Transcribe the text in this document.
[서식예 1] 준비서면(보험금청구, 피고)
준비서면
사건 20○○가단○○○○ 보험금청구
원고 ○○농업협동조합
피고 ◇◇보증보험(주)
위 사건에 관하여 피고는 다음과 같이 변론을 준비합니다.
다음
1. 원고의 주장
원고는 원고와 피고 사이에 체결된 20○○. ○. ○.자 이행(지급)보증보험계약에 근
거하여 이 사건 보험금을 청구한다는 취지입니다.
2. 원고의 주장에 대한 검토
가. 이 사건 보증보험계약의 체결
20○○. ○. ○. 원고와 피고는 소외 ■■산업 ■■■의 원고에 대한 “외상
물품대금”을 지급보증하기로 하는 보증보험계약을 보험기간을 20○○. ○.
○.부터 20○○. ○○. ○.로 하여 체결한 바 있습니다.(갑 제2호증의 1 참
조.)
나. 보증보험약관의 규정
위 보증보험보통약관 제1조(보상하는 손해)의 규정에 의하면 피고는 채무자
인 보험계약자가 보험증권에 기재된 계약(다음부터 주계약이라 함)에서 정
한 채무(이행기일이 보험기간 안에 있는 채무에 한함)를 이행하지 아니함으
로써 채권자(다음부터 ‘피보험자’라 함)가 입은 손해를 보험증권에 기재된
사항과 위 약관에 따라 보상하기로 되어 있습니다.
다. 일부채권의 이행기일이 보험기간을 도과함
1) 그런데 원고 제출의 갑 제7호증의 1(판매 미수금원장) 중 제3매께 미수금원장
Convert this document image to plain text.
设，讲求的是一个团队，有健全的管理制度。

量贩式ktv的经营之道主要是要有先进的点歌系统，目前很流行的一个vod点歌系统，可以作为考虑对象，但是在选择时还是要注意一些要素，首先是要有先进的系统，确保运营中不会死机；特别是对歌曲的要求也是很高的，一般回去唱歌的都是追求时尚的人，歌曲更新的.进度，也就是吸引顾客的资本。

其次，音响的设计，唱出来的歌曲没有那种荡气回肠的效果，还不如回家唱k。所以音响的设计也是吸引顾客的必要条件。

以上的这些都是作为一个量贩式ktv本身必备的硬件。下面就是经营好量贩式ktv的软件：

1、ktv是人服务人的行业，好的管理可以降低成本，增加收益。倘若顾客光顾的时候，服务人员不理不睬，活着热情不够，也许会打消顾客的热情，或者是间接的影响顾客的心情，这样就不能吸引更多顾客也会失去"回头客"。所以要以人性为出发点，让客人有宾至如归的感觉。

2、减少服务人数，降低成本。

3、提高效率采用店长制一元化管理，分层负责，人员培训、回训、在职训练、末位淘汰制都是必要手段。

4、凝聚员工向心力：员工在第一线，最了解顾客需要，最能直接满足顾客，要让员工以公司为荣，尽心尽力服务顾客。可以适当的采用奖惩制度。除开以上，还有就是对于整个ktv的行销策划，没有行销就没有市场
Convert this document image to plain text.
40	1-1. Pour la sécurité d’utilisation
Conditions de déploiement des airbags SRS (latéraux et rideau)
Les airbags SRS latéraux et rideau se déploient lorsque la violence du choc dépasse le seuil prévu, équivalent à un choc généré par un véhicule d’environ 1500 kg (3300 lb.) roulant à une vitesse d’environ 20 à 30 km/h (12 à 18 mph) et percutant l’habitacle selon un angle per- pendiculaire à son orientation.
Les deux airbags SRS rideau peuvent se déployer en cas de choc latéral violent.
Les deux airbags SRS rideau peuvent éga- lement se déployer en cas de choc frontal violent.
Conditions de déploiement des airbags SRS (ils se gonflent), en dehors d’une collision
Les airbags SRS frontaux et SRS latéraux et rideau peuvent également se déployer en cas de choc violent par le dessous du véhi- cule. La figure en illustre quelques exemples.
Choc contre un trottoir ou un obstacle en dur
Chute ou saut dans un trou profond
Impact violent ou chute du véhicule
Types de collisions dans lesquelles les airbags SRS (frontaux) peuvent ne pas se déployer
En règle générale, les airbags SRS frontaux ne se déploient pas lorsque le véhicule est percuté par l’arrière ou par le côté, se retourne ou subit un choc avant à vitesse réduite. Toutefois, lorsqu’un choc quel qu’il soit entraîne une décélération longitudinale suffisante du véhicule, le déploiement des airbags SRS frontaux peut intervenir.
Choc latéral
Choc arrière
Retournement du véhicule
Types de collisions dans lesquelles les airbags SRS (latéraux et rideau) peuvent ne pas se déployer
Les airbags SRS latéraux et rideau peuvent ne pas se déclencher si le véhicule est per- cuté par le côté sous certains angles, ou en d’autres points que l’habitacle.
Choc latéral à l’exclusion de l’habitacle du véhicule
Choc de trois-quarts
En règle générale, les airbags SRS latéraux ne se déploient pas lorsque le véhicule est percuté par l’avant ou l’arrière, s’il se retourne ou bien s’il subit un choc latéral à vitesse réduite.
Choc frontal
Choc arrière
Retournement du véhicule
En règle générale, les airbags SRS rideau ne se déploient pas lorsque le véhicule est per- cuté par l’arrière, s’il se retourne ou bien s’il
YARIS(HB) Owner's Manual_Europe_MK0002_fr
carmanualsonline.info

_ _ _ _ _ _ _

Copy the material above back out, exactly as written.

§ Expected answer
Transcribe the text in this document.
[서식예 1] 준비서면(보험금청구, 피고)
준비서면
사건 20○○가단○○○○ 보험금청구
원고 ○○농업협동조합
피고 ◇◇보증보험(주)
위 사건에 관하여 피고는 다음과 같이 변론을 준비합니다.
다음
1. 원고의 주장
원고는 원고와 피고 사이에 체결된 20○○. ○. ○.자 이행(지급)보증보험계약에 근
거하여 이 사건 보험금을 청구한다는 취지입니다.
2. 원고의 주장에 대한 검토
가. 이 사건 보증보험계약의 체결
20○○. ○. ○. 원고와 피고는 소외 ■■산업 ■■■의 원고에 대한 “외상
물품대금”을 지급보증하기로 하는 보증보험계약을 보험기간을 20○○. ○.
○.부터 20○○. ○○. ○.로 하여 체결한 바 있습니다.(갑 제2호증의 1 참
조.)
나. 보증보험약관의 규정
위 보증보험보통약관 제1조(보상하는 손해)의 규정에 의하면 피고는 채무자
인 보험계약자가 보험증권에 기재된 계약(다음부터 주계약이라 함)에서 정
한 채무(이행기일이 보험기간 안에 있는 채무에 한함)를 이행하지 아니함으
로써 채권자(다음부터 ‘피보험자’라 함)가 입은 손해를 보험증권에 기재된
사항과 위 약관에 따라 보상하기로 되어 있습니다.
다. 일부채권의 이행기일이 보험기간을 도과함
1) 그런데 원고 제출의 갑 제7호증의 1(판매 미수금원장) 중 제3매께 미수금원장
Convert this document image to plain text.
设，讲求的是一个团队，有健全的管理制度。

量贩式ktv的经营之道主要是要有先进的点歌系统，目前很流行的一个vod点歌系统，可以作为考虑对象，但是在选择时还是要注意一些要素，首先是要有先进的系统，确保运营中不会死机；特别是对歌曲的要求也是很高的，一般回去唱歌的都是追求时尚的人，歌曲更新的.进度，也就是吸引顾客的资本。

其次，音响的设计，唱出来的歌曲没有那种荡气回肠的效果，还不如回家唱k。所以音响的设计也是吸引顾客的必要条件。

以上的这些都是作为一个量贩式ktv本身必备的硬件。下面就是经营好量贩式ktv的软件：

1、ktv是人服务人的行业，好的管理可以降低成本，增加收益。倘若顾客光顾的时候，服务人员不理不睬，活着热情不够，也许会打消顾客的热情，或者是间接的影响顾客的心情，这样就不能吸引更多顾客也会失去"回头客"。所以要以人性为出发点，让客人有宾至如归的感觉。

2、减少服务人数，降低成本。

3、提高效率采用店长制一元化管理，分层负责，人员培训、回训、在职训练、末位淘汰制都是必要手段。

4、凝聚员工向心力：员工在第一线，最了解顾客需要，最能直接满足顾客，要让员工以公司为荣，尽心尽力服务顾客。可以适当的采用奖惩制度。除开以上，还有就是对于整个ktv的行销策划，没有行销就没有市场
Convert this document image to plain text.
40	1-1. Pour la sécurité d’utilisation
Conditions de déploiement des airbags SRS (latéraux et rideau)
Les airbags SRS latéraux et rideau se déploient lorsque la violence du choc dépasse le seuil prévu, équivalent à un choc généré par un véhicule d’environ 1500 kg (3300 lb.) roulant à une vitesse d’environ 20 à 30 km/h (12 à 18 mph) et percutant l’habitacle selon un angle per- pendiculaire à son orientation.
Les deux airbags SRS rideau peuvent se déployer en cas de choc latéral violent.
Les deux airbags SRS rideau peuvent éga- lement se déployer en cas de choc frontal violent.
Conditions de déploiement des airbags SRS (ils se gonflent), en dehors d’une collision
Les airbags SRS frontaux et SRS latéraux et rideau peuvent également se déployer en cas de choc violent par le dessous du véhi- cule. La figure en illustre quelques exemples.
Choc contre un trottoir ou un obstacle en dur
Chute ou saut dans un trou profond
Impact violent ou chute du véhicule
Types de collisions dans lesquelles les airbags SRS (frontaux) peuvent ne pas se déployer
En règle générale, les airbags SRS frontaux ne se déploient pas lorsque le véhicule est percuté par l’arrière ou par le côté, se retourne ou subit un choc avant à vitesse réduite. Toutefois, lorsqu’un choc quel qu’il soit entraîne une décélération longitudinale suffisante du véhicule, le déploiement des airbags SRS frontaux peut intervenir.
Choc latéral
Choc arrière
Retournement du véhicule
Types de collisions dans lesquelles les airbags SRS (latéraux et rideau) peuvent ne pas se déployer
Les airbags SRS latéraux et rideau peuvent ne pas se déclencher si le véhicule est per- cuté par le côté sous certains angles, ou en d’autres points que l’habitacle.
Choc latéral à l’exclusion de l’habitacle du véhicule
Choc de trois-quarts
En règle générale, les airbags SRS latéraux ne se déploient pas lorsque le véhicule est percuté par l’avant ou l’arrière, s’il se retourne ou bien s’il subit un choc latéral à vitesse réduite.
Choc frontal
Choc arrière
Retournement du véhicule
En règle générale, les airbags SRS rideau ne se déploient pas lorsque le véhicule est per- cuté par l’arrière, s’il se retourne ou bien s’il
YARIS(HB) Owner's Manual_Europe_MK0002_fr
carmanualsonline.info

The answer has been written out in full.